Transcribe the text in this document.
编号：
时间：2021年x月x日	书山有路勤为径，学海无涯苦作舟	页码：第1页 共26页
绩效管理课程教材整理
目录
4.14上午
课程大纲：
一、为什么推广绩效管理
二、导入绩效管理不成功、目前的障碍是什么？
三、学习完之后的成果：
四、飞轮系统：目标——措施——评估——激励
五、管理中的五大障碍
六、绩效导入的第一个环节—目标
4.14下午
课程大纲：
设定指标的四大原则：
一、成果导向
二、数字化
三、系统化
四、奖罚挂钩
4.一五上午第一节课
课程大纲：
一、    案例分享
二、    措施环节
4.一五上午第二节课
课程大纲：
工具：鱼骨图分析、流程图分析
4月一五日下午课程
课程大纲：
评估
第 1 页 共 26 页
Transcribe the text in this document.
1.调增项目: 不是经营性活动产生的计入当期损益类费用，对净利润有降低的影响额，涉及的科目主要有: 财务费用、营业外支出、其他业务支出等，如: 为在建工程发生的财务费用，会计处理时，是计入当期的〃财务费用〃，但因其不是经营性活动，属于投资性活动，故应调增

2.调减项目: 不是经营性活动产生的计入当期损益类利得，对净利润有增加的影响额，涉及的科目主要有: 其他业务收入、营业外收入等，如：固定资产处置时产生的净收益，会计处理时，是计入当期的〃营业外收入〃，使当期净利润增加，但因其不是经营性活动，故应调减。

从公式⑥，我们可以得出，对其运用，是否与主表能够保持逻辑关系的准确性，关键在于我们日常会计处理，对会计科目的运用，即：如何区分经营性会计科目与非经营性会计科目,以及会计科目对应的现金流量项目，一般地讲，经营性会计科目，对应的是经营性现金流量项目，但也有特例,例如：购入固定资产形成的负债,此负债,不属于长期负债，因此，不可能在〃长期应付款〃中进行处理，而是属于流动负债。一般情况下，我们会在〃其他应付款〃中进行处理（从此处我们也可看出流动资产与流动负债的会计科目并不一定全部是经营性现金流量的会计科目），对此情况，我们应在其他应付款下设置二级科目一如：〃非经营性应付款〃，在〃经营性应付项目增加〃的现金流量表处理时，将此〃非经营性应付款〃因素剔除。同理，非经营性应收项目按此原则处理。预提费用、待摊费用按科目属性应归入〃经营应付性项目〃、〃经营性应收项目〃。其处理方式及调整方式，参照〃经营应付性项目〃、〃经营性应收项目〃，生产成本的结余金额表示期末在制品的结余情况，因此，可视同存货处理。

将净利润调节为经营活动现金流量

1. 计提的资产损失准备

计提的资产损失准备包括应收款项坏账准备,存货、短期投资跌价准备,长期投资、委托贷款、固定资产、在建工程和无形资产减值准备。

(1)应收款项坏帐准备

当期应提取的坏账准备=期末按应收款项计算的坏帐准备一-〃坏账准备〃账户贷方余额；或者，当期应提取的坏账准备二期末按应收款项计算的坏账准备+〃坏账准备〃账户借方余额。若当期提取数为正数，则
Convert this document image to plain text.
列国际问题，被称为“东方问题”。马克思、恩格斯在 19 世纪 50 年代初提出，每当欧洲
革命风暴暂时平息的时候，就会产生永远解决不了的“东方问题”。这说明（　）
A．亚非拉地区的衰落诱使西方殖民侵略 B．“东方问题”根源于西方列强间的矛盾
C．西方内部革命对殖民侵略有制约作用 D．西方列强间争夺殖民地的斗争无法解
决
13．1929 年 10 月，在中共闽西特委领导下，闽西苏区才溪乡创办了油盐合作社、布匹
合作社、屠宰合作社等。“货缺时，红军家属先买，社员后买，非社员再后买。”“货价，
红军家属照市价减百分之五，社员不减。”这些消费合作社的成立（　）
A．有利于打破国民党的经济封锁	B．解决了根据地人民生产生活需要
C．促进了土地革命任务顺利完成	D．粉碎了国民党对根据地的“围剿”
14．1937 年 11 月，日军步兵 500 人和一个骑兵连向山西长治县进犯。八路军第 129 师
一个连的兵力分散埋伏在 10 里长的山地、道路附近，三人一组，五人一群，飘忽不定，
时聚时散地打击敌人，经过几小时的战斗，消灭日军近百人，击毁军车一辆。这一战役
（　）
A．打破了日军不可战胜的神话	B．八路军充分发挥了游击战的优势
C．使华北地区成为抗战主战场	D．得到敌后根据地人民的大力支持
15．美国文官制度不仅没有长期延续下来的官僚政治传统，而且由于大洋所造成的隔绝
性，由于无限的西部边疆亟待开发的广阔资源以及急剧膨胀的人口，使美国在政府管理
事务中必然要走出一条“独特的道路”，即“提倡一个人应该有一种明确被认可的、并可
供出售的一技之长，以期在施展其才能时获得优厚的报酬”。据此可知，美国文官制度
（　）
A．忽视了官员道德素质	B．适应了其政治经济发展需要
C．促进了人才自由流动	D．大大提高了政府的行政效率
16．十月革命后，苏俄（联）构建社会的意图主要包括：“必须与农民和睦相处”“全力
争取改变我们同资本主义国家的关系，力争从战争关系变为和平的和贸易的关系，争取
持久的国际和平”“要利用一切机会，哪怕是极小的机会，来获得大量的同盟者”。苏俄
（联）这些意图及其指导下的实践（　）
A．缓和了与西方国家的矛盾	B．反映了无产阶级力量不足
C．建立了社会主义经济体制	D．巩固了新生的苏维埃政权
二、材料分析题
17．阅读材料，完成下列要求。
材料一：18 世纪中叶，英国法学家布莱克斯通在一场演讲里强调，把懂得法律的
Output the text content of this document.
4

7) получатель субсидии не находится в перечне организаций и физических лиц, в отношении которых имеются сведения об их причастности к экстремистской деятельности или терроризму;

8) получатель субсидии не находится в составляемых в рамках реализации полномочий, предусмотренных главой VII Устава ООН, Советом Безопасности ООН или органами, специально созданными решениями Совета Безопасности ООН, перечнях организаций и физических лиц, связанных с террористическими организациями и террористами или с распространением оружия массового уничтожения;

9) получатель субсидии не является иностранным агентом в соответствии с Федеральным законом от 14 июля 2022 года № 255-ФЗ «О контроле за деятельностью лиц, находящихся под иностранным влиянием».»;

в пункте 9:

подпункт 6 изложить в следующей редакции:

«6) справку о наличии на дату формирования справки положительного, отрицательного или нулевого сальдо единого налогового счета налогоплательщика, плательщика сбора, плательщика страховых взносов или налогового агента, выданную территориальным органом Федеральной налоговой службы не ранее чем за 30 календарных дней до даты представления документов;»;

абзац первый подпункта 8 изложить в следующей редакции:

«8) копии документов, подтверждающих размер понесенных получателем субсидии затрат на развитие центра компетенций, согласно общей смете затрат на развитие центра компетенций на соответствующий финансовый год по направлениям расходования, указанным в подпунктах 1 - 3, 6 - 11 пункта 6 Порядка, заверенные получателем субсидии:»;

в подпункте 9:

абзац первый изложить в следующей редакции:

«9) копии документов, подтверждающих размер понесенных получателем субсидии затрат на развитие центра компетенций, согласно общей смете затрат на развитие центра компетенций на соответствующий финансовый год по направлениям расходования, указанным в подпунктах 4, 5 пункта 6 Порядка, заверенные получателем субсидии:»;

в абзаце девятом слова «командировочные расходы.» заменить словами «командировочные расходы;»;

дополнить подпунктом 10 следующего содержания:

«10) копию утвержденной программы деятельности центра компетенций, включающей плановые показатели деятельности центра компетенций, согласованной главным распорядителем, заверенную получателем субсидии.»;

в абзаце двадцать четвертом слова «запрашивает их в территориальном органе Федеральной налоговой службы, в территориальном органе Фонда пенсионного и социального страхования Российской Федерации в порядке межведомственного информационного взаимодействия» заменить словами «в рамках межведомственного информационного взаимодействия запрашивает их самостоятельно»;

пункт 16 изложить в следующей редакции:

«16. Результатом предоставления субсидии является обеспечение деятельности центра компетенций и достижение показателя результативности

====

*TASK DESCRIPTION*
Filter out all lines lacking the word "компетенций" and copy the rest.

*THE COMPLETED TASK*
«8) копии документов, подтверждающих размер понесенных получателем субсидии затрат на развитие центра компетенций, согласно общей смете затрат на развитие центра компетенций на соответствующий финансовый год по направлениям расходования, указанным в подпунктах 1 - 3, 6 - 11 пункта 6 Порядка, заверенные получателем субсидии:»;
«9) копии документов, подтверждающих размер понесенных получателем субсидии затрат на развитие центра компетенций, согласно общей смете затрат на развитие центра компетенций на соответствующий финансовый год по направлениям расходования, указанным в подпунктах 4, 5 пункта 6 Порядка, заверенные получателем субсидии:»;
«10) копию утвержденной программы деятельности центра компетенций, включающей плановые показатели деятельности центра компетенций, согласованной главным распорядителем, заверенную получателем субсидии.»;
«16. Результатом предоставления субсидии является обеспечение деятельности центра компетенций и достижение показателя результативности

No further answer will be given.